> [WHAT IS REQUIRED] Going line by line through the entries below, note each one with "ylabel", then report how many there are and nothing else.

BEGIN SOURCE INFORMATION

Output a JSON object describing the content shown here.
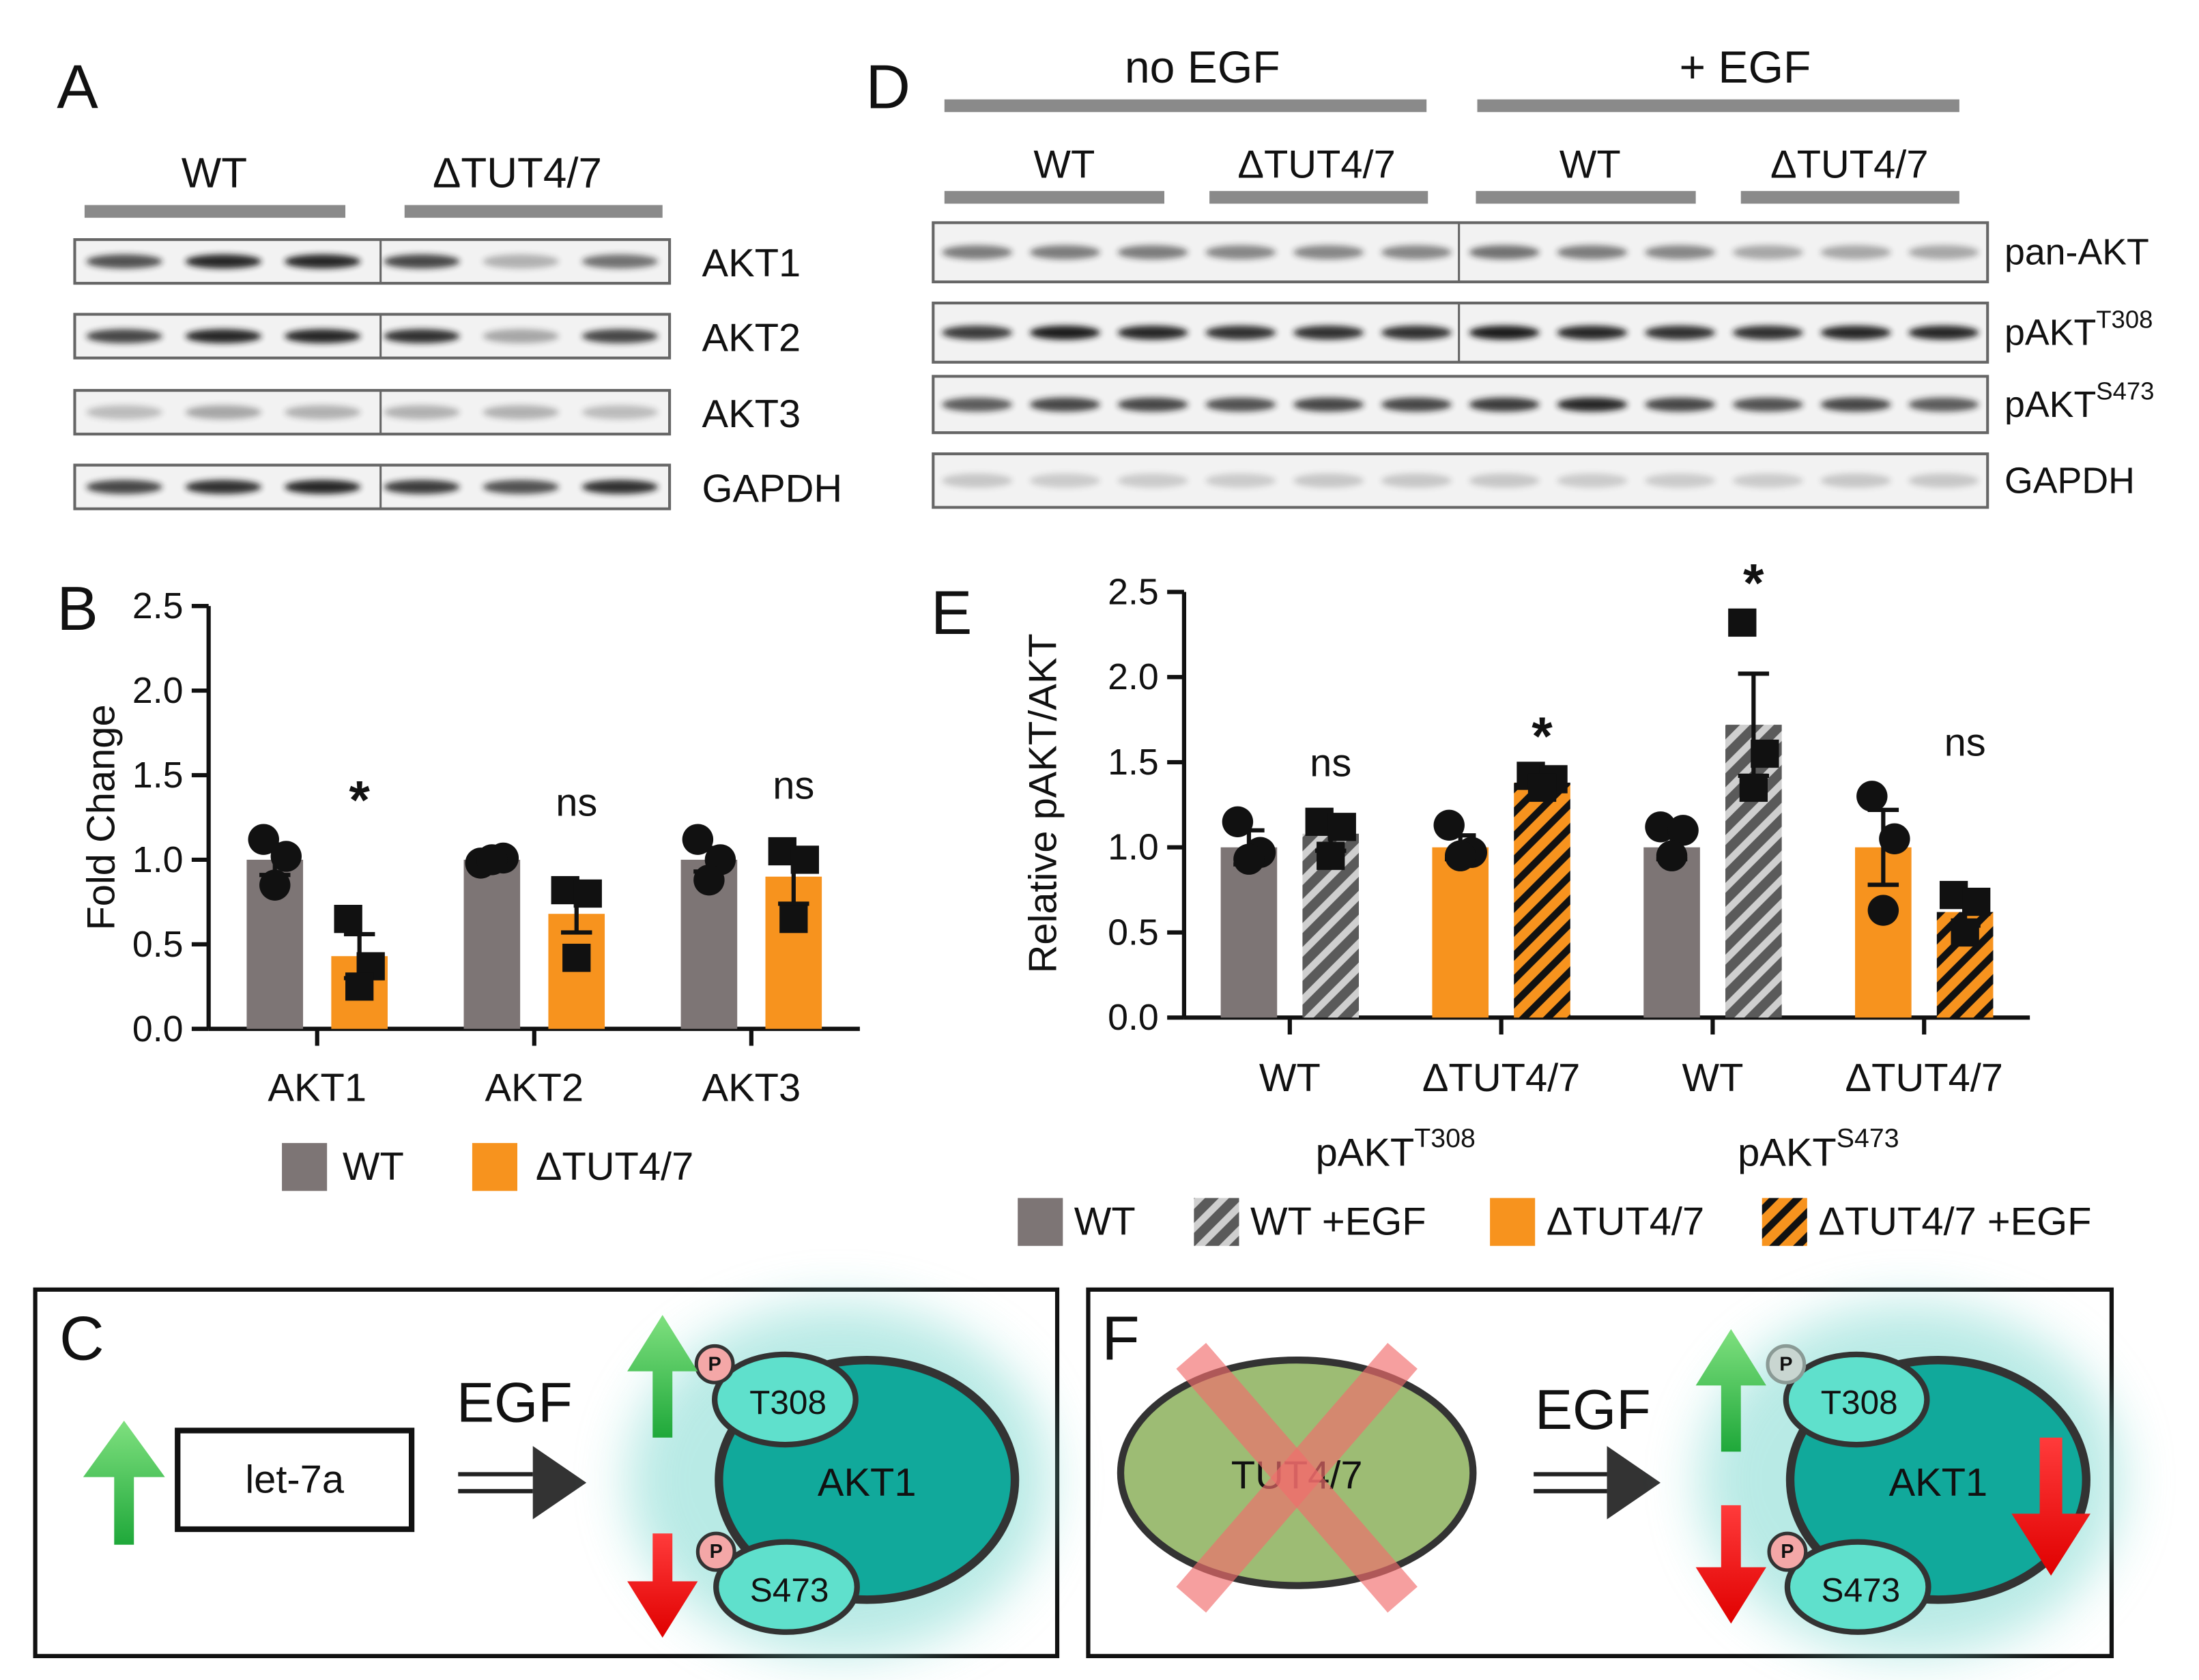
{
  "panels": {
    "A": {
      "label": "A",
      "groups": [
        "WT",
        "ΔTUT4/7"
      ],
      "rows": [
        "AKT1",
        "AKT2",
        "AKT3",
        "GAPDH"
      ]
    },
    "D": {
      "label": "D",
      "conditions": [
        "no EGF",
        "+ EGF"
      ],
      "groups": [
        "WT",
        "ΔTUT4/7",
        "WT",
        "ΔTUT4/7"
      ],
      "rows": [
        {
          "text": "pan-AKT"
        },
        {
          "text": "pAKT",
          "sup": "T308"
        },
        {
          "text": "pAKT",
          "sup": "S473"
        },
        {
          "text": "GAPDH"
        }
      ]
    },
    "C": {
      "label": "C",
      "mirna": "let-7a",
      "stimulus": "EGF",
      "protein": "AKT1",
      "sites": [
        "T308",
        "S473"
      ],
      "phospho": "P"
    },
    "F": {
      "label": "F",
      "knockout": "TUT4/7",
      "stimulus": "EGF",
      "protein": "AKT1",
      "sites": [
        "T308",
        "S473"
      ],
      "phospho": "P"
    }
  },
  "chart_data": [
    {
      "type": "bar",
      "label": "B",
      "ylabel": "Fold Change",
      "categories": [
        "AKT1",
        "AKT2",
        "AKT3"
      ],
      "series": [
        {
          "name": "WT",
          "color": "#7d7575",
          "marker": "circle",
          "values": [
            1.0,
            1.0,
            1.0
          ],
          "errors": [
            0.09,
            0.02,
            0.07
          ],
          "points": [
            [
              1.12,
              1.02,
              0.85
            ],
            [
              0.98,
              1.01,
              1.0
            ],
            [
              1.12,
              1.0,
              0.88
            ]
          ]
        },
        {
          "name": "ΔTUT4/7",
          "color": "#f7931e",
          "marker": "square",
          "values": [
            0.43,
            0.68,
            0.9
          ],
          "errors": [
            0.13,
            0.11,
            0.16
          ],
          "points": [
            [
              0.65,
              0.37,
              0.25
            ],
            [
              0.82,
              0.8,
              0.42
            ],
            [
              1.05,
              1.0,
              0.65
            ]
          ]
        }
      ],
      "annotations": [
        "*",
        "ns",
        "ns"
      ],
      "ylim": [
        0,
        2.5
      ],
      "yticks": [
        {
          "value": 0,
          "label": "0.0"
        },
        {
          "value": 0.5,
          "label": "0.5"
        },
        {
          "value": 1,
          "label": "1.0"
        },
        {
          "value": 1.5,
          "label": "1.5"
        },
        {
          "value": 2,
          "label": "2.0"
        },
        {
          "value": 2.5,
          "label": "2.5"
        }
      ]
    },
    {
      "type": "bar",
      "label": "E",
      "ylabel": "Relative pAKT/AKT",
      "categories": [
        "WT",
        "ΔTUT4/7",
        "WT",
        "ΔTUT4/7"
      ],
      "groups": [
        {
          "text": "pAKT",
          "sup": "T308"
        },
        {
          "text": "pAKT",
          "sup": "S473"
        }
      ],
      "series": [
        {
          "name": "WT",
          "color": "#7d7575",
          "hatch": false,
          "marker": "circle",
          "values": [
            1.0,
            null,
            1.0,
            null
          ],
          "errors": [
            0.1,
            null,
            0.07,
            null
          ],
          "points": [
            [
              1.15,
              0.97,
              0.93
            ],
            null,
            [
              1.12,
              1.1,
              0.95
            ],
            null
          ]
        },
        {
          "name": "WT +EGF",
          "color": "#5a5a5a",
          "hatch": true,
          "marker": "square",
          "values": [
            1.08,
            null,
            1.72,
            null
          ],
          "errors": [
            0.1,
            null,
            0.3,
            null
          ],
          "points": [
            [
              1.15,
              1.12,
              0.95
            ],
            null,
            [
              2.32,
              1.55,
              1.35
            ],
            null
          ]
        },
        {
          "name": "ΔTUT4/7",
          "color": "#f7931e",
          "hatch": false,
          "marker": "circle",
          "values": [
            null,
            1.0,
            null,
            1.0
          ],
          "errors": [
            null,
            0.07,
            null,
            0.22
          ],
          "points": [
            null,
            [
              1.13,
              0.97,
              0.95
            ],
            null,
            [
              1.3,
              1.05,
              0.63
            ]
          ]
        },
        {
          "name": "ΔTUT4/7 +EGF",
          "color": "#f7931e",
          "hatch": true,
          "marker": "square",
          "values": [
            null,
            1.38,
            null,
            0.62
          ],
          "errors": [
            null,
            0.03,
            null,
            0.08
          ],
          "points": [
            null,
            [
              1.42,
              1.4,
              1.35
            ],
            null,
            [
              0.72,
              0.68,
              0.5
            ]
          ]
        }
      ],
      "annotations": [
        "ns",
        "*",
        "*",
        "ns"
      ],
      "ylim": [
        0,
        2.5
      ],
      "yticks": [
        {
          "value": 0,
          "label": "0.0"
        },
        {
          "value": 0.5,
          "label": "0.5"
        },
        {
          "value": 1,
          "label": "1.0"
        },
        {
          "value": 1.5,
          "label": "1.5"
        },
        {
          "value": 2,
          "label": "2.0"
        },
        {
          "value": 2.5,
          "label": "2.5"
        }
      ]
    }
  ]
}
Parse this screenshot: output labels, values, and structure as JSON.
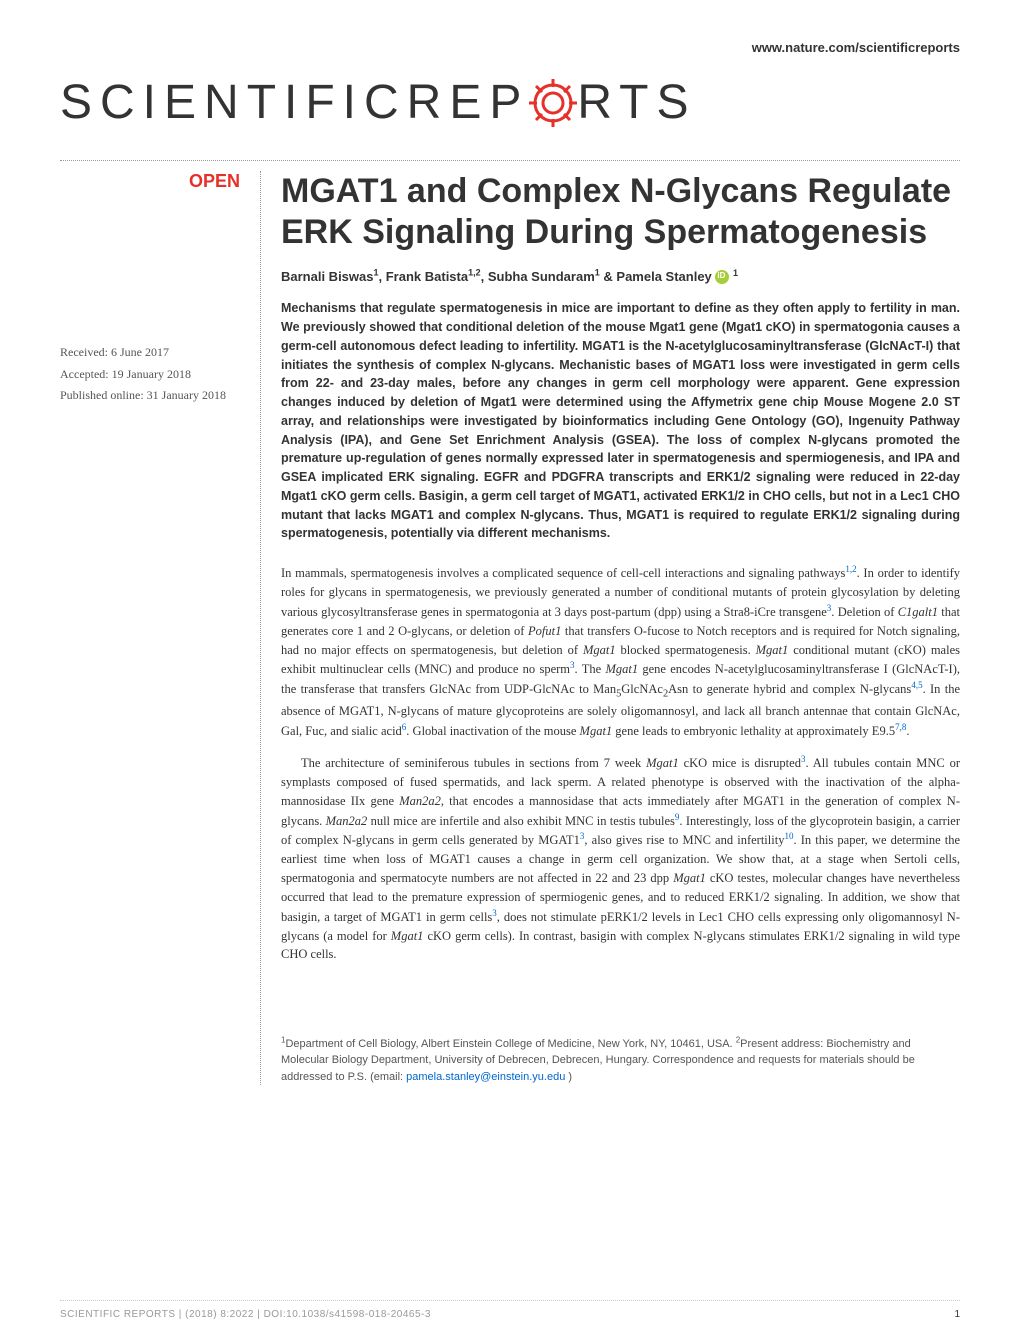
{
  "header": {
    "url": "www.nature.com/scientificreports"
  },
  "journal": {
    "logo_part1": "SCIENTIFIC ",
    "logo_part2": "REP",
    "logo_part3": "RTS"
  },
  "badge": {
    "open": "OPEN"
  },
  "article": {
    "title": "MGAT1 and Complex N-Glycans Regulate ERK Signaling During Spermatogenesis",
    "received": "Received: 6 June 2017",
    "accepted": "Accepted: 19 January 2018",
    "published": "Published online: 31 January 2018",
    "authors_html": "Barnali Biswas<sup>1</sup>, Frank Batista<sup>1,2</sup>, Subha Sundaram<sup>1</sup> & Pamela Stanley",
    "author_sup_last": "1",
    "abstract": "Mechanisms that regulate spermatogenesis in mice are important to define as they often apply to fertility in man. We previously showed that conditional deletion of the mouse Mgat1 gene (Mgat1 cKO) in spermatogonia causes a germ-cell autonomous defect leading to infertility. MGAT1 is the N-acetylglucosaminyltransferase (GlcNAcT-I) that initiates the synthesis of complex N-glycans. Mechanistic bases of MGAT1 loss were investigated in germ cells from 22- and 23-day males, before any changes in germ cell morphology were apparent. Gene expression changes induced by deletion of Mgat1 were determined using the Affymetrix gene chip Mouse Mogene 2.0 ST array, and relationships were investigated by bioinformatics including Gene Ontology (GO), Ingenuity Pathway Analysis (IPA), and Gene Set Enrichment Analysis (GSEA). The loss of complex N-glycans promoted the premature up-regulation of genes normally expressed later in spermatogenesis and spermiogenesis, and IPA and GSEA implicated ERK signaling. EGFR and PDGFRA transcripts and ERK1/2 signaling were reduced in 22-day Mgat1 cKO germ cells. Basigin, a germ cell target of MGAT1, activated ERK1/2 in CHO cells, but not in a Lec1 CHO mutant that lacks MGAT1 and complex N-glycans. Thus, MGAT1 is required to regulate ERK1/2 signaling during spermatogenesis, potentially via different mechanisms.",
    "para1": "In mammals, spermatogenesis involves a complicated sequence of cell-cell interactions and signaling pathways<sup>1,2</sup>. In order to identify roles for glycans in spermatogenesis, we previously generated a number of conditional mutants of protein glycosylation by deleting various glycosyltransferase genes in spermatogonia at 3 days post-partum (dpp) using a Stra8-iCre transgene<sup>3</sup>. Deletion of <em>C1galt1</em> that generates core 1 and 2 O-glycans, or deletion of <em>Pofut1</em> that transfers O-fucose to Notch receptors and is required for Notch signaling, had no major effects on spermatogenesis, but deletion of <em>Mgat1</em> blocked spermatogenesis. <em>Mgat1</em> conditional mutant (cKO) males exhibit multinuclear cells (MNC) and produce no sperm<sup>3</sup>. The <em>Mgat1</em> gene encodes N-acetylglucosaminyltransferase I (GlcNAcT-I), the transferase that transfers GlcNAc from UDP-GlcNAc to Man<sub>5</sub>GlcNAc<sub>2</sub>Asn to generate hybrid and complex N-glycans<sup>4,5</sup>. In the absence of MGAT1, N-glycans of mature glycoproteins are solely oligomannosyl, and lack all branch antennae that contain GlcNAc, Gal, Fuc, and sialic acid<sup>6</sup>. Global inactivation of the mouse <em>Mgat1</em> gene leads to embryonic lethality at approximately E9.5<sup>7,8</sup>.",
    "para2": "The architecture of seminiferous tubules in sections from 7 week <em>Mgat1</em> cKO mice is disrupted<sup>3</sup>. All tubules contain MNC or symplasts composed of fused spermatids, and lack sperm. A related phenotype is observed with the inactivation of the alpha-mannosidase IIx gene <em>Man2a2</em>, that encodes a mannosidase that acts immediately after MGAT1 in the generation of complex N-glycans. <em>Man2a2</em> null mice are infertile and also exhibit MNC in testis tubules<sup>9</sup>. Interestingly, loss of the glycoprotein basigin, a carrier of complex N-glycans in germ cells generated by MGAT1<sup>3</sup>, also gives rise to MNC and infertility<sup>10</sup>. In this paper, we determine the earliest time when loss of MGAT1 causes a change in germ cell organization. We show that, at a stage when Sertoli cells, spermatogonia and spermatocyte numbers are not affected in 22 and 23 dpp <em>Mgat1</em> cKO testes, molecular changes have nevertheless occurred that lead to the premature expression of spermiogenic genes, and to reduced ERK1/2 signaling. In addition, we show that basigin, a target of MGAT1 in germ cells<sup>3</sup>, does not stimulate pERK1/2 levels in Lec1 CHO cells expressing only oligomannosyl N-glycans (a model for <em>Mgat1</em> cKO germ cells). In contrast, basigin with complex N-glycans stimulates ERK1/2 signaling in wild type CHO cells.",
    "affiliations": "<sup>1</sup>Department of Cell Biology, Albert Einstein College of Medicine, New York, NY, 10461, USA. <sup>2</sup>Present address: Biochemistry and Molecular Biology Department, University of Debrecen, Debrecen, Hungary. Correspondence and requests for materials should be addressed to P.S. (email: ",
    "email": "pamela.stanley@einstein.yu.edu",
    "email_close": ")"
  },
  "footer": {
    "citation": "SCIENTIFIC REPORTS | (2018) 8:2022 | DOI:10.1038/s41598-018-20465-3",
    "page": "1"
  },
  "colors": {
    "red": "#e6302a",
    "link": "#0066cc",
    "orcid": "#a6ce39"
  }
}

END SOURCE INFORMATION

> [ANSWER TO THIS TASK] 2